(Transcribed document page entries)
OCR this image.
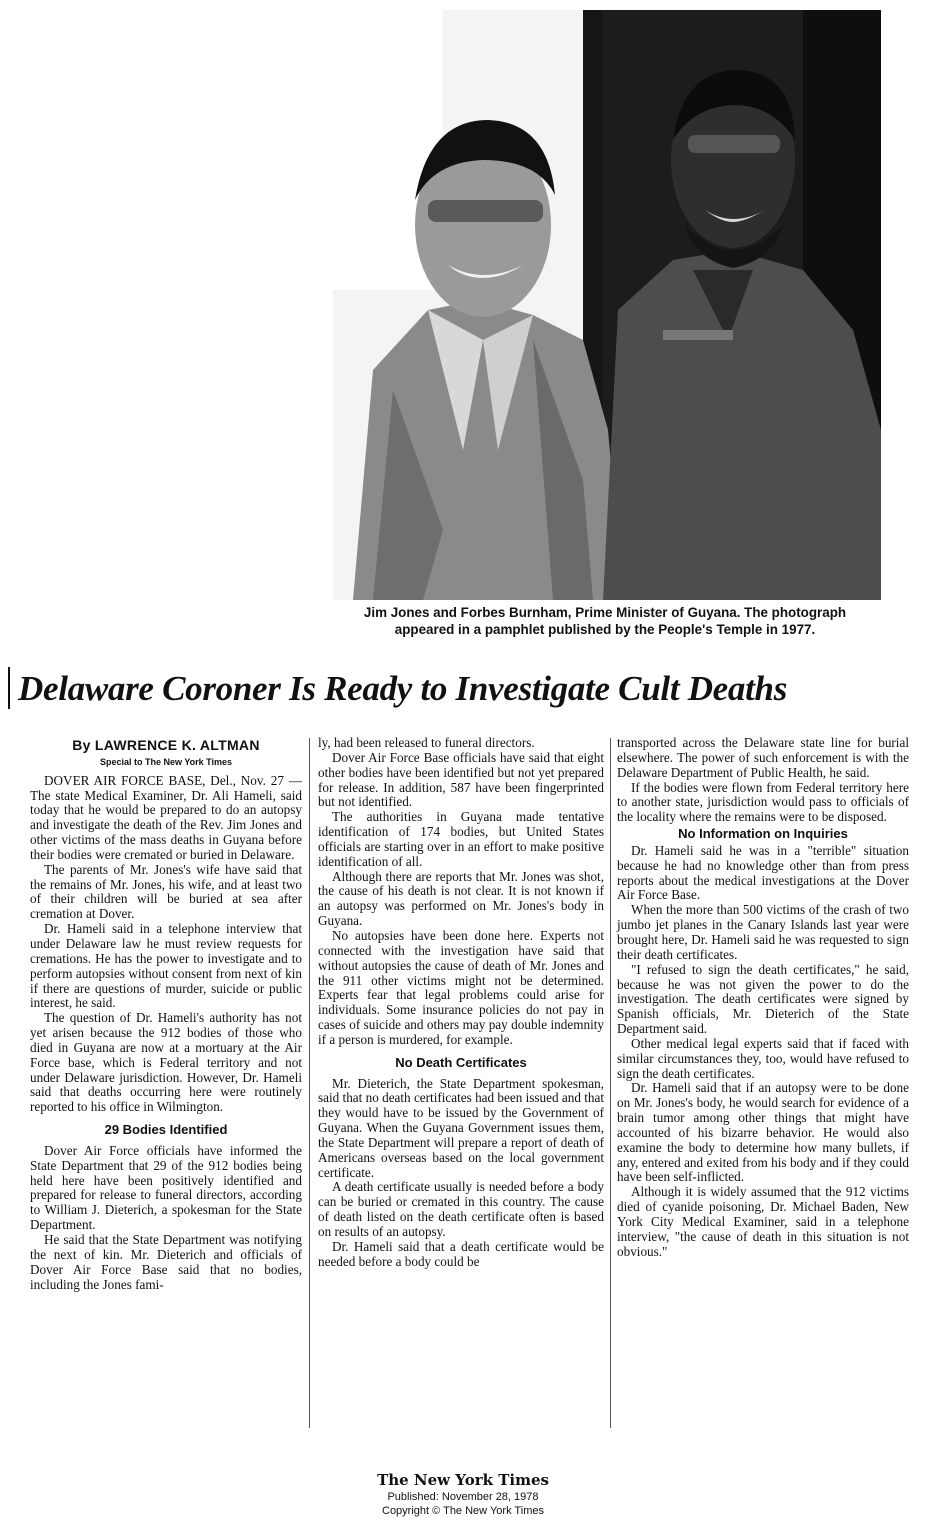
Jim Jones and Forbes Burnham, Prime Minister of Guyana. The photograph
appeared in a pamphlet published by the People's Temple in 1977.
Delaware Coroner Is Ready to Investigate Cult Deaths
By LAWRENCE K. ALTMAN
Special to The New York Times

DOVER AIR FORCE BASE, Del., Nov. 27 — The state Medical Examiner, Dr. Ali Hameli, said today that he would be prepared to do an autopsy and investigate the death of the Rev. Jim Jones and other victims of the mass deaths in Guyana before their bodies were cremated or buried in Delaware.

The parents of Mr. Jones's wife have said that the remains of Mr. Jones, his wife, and at least two of their children will be buried at sea after cremation at Dover.

Dr. Hameli said in a telephone interview that under Delaware law he must review requests for cremations. He has the power to investigate and to perform autopsies without consent from next of kin if there are questions of murder, suicide or public interest, he said.

The question of Dr. Hameli's authority has not yet arisen because the 912 bodies of those who died in Guyana are now at a mortuary at the Air Force base, which is Federal territory and not under Delaware jurisdiction. However, Dr. Hameli said that deaths occurring here were routinely reported to his office in Wilmington.

29 Bodies Identified

Dover Air Force officials have informed the State Department that 29 of the 912 bodies being held here have been positively identified and prepared for release to funeral directors, according to William J. Dieterich, a spokesman for the State Department.

He said that the State Department was notifying the next of kin. Mr. Dieterich and officials of Dover Air Force Base said that no bodies, including the Jones fami-

ly, had been released to funeral directors.

Dover Air Force Base officials have said that eight other bodies have been identified but not yet prepared for release. In addition, 587 have been fingerprinted but not identified.

The authorities in Guyana made tentative identification of 174 bodies, but United States officials are starting over in an effort to make positive identification of all.

Although there are reports that Mr. Jones was shot, the cause of his death is not clear. It is not known if an autopsy was performed on Mr. Jones's body in Guyana.

No autopsies have been done here. Experts not connected with the investigation have said that without autopsies the cause of death of Mr. Jones and the 911 other victims might not be determined. Experts fear that legal problems could arise for individuals. Some insurance policies do not pay in cases of suicide and others may pay double indemnity if a person is murdered, for example.

No Death Certificates

Mr. Dieterich, the State Department spokesman, said that no death certificates had been issued and that they would have to be issued by the Government of Guyana. When the Guyana Government issues them, the State Department will prepare a report of death of Americans overseas based on the local government certificate.

A death certificate usually is needed before a body can be buried or cremated in this country. The cause of death listed on the death certificate often is based on results of an autopsy.

Dr. Hameli said that a death certificate would be needed before a body could be

transported across the Delaware state line for burial elsewhere. The power of such enforcement is with the Delaware Department of Public Health, he said.

If the bodies were flown from Federal territory here to another state, jurisdiction would pass to officials of the locality where the remains were to be disposed.

No Information on Inquiries

Dr. Hameli said he was in a "terrible" situation because he had no knowledge other than from press reports about the medical investigations at the Dover Air Force Base.

When the more than 500 victims of the crash of two jumbo jet planes in the Canary Islands last year were brought here, Dr. Hameli said he was requested to sign their death certificates.

"I refused to sign the death certificates," he said, because he was not given the power to do the investigation. The death certificates were signed by Spanish officials, Mr. Dieterich of the State Department said.

Other medical legal experts said that if faced with similar circumstances they, too, would have refused to sign the death certificates.

Dr. Hameli said that if an autopsy were to be done on Mr. Jones's body, he would search for evidence of a brain tumor among other things that might have accounted of his bizarre behavior. He would also examine the body to determine how many bullets, if any, entered and exited from his body and if they could have been self-inflicted.

Although it is widely assumed that the 912 victims died of cyanide poisoning, Dr. Michael Baden, New York City Medical Examiner, said in a telephone interview, "the cause of death in this situation is not obvious."

The New York Times
Published: November 28, 1978
Copyright © The New York Times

TASK DIRECTIONS
Your job is to repeat the data exactly, leaving each picture out.

RESULT OF THIS TASK
OCR this image.
Jim Jones and Forbes Burnham, Prime Minister of Guyana. The photograph
appeared in a pamphlet published by the People's Temple in 1977.
Delaware Coroner Is Ready to Investigate Cult Deaths
By LAWRENCE K. ALTMAN
Special to The New York Times

DOVER AIR FORCE BASE, Del., Nov. 27 — The state Medical Examiner, Dr. Ali Hameli, said today that he would be prepared to do an autopsy and investigate the death of the Rev. Jim Jones and other victims of the mass deaths in Guyana before their bodies were cremated or buried in Delaware.

The parents of Mr. Jones's wife have said that the remains of Mr. Jones, his wife, and at least two of their children will be buried at sea after cremation at Dover.

Dr. Hameli said in a telephone interview that under Delaware law he must review requests for cremations. He has the power to investigate and to perform autopsies without consent from next of kin if there are questions of murder, suicide or public interest, he said.

The question of Dr. Hameli's authority has not yet arisen because the 912 bodies of those who died in Guyana are now at a mortuary at the Air Force base, which is Federal territory and not under Delaware jurisdiction. However, Dr. Hameli said that deaths occurring here were routinely reported to his office in Wilmington.

29 Bodies Identified

Dover Air Force officials have informed the State Department that 29 of the 912 bodies being held here have been positively identified and prepared for release to funeral directors, according to William J. Dieterich, a spokesman for the State Department.

He said that the State Department was notifying the next of kin. Mr. Dieterich and officials of Dover Air Force Base said that no bodies, including the Jones fami-

ly, had been released to funeral directors.

Dover Air Force Base officials have said that eight other bodies have been identified but not yet prepared for release. In addition, 587 have been fingerprinted but not identified.

The authorities in Guyana made tentative identification of 174 bodies, but United States officials are starting over in an effort to make positive identification of all.

Although there are reports that Mr. Jones was shot, the cause of his death is not clear. It is not known if an autopsy was performed on Mr. Jones's body in Guyana.

No autopsies have been done here. Experts not connected with the investigation have said that without autopsies the cause of death of Mr. Jones and the 911 other victims might not be determined. Experts fear that legal problems could arise for individuals. Some insurance policies do not pay in cases of suicide and others may pay double indemnity if a person is murdered, for example.

No Death Certificates

Mr. Dieterich, the State Department spokesman, said that no death certificates had been issued and that they would have to be issued by the Government of Guyana. When the Guyana Government issues them, the State Department will prepare a report of death of Americans overseas based on the local government certificate.

A death certificate usually is needed before a body can be buried or cremated in this country. The cause of death listed on the death certificate often is based on results of an autopsy.

Dr. Hameli said that a death certificate would be needed before a body could be

transported across the Delaware state line for burial elsewhere. The power of such enforcement is with the Delaware Department of Public Health, he said.

If the bodies were flown from Federal territory here to another state, jurisdiction would pass to officials of the locality where the remains were to be disposed.

No Information on Inquiries

Dr. Hameli said he was in a "terrible" situation because he had no knowledge other than from press reports about the medical investigations at the Dover Air Force Base.

When the more than 500 victims of the crash of two jumbo jet planes in the Canary Islands last year were brought here, Dr. Hameli said he was requested to sign their death certificates.

"I refused to sign the death certificates," he said, because he was not given the power to do the investigation. The death certificates were signed by Spanish officials, Mr. Dieterich of the State Department said.

Other medical legal experts said that if faced with similar circumstances they, too, would have refused to sign the death certificates.

Dr. Hameli said that if an autopsy were to be done on Mr. Jones's body, he would search for evidence of a brain tumor among other things that might have accounted of his bizarre behavior. He would also examine the body to determine how many bullets, if any, entered and exited from his body and if they could have been self-inflicted.

Although it is widely assumed that the 912 victims died of cyanide poisoning, Dr. Michael Baden, New York City Medical Examiner, said in a telephone interview, "the cause of death in this situation is not obvious."

The New York Times
Published: November 28, 1978
Copyright © The New York Times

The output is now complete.